Raw records:
▼▼▼
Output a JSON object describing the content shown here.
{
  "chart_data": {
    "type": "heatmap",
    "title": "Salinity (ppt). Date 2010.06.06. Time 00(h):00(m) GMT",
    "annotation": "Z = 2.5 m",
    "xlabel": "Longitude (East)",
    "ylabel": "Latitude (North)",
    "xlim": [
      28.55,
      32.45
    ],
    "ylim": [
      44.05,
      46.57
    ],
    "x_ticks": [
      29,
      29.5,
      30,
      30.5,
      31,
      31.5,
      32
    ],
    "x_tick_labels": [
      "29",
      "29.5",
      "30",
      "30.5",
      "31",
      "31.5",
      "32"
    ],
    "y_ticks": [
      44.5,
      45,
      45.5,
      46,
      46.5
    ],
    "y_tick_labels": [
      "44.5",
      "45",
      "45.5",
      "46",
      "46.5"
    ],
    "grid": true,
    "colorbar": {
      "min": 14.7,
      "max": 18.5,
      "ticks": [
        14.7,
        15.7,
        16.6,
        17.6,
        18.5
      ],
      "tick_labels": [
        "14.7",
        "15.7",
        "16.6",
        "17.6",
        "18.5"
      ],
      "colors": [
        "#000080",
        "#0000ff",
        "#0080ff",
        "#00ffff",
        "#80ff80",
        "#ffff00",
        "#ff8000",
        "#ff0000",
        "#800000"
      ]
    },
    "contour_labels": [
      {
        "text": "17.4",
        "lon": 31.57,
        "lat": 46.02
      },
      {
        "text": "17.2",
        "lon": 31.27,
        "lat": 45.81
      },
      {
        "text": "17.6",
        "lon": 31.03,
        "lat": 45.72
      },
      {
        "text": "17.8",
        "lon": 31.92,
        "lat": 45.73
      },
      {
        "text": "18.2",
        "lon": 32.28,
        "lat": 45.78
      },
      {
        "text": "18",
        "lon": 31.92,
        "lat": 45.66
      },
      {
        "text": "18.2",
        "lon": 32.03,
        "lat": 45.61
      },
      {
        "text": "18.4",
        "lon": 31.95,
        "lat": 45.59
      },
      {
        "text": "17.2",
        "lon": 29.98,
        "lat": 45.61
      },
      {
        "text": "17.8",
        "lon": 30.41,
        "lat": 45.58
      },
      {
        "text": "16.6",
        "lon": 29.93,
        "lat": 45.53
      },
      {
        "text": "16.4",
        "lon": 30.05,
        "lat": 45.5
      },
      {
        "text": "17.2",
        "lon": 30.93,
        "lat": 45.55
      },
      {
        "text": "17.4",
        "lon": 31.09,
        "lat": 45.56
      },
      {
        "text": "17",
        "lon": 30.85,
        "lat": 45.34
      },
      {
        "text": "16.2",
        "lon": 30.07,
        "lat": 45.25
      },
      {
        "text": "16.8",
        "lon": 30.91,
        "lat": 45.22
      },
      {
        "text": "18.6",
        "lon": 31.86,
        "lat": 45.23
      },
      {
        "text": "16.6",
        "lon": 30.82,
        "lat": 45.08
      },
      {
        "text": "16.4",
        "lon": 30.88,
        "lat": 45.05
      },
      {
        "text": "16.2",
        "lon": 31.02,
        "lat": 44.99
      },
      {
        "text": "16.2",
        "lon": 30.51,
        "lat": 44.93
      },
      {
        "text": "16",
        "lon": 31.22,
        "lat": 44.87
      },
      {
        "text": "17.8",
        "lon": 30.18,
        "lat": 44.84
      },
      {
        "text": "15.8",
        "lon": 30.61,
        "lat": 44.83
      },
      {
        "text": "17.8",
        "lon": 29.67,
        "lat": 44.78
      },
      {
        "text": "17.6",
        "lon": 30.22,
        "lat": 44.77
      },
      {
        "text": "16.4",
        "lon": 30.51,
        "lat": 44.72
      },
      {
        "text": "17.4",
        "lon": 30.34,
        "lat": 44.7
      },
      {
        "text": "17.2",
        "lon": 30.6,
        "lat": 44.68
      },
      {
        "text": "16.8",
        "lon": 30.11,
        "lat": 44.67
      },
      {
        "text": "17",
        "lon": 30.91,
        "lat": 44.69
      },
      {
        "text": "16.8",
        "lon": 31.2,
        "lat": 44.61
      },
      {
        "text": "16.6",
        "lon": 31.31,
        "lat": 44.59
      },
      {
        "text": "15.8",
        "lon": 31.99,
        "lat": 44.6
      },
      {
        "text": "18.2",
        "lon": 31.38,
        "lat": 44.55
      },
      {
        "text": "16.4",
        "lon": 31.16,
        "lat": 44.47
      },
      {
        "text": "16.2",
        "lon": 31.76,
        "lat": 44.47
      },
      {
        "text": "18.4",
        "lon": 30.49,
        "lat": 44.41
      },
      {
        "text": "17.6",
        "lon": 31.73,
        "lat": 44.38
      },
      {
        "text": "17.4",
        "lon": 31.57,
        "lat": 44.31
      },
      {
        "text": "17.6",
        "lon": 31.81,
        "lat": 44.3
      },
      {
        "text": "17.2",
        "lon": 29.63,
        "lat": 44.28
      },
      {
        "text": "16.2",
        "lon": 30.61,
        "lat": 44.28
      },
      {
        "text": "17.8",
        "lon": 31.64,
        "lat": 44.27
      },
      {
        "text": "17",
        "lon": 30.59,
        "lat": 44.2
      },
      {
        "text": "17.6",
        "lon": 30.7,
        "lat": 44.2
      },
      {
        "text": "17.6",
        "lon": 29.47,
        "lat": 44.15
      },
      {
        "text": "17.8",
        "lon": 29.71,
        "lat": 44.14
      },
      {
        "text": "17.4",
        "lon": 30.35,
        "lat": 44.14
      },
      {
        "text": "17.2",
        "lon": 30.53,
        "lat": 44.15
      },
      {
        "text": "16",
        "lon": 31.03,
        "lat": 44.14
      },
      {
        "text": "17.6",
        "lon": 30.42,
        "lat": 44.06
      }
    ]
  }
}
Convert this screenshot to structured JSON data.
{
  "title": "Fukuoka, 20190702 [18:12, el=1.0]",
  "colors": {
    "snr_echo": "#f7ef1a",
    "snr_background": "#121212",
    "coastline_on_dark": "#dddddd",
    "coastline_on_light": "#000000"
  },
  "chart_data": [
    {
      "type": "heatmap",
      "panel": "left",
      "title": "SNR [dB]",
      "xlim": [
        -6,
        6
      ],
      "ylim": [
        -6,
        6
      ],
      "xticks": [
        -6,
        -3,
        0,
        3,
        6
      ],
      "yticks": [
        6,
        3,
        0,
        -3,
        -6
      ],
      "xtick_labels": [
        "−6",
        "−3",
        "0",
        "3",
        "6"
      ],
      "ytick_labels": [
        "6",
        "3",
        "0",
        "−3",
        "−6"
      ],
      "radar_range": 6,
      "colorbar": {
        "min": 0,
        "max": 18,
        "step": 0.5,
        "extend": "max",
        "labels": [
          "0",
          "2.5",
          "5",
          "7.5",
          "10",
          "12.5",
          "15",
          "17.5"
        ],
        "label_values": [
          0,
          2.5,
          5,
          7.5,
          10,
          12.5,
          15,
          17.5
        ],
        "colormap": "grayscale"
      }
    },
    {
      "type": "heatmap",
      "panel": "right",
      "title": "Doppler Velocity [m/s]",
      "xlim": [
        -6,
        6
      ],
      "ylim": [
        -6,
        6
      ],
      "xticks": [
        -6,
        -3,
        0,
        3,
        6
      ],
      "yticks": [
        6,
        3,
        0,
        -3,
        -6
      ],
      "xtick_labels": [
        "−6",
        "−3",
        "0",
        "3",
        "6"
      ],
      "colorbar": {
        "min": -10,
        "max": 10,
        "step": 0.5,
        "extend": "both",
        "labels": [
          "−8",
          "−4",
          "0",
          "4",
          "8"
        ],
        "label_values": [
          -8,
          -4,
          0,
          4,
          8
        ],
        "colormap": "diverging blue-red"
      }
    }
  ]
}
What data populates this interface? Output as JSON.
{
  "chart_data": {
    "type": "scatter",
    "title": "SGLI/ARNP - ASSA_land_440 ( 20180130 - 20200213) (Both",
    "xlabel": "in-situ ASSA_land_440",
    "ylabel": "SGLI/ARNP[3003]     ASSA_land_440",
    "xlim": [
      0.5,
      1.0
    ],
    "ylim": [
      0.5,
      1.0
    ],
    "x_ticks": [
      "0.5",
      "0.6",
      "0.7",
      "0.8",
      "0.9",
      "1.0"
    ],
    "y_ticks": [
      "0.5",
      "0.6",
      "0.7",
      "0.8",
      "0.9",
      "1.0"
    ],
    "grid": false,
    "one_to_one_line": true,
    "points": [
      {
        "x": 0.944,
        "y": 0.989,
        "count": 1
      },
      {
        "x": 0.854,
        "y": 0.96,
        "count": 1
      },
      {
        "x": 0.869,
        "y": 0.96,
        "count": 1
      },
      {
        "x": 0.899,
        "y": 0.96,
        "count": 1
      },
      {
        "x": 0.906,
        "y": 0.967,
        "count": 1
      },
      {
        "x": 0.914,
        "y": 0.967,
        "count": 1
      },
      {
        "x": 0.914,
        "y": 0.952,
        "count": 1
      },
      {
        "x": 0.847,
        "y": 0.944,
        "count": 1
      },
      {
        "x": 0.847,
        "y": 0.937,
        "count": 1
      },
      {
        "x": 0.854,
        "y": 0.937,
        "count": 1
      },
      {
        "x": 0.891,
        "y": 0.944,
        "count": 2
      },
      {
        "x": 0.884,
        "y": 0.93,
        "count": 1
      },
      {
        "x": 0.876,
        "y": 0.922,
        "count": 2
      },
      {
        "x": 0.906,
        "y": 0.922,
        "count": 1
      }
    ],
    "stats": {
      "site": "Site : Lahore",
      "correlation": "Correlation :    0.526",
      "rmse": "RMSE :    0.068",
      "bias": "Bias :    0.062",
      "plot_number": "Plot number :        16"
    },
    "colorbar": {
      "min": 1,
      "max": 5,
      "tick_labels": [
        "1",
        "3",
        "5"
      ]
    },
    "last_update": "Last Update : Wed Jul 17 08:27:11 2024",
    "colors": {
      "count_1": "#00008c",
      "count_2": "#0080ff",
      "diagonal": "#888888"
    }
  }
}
▲▲▲
WHAT YOU HAVE TO DO
Locate the string "Output" in the listing above and copy every line where it occurs.

SOLUTION TO THE PROBLEM
Output a JSON object describing the content shown here.
What data populates this interface? Output as JSON.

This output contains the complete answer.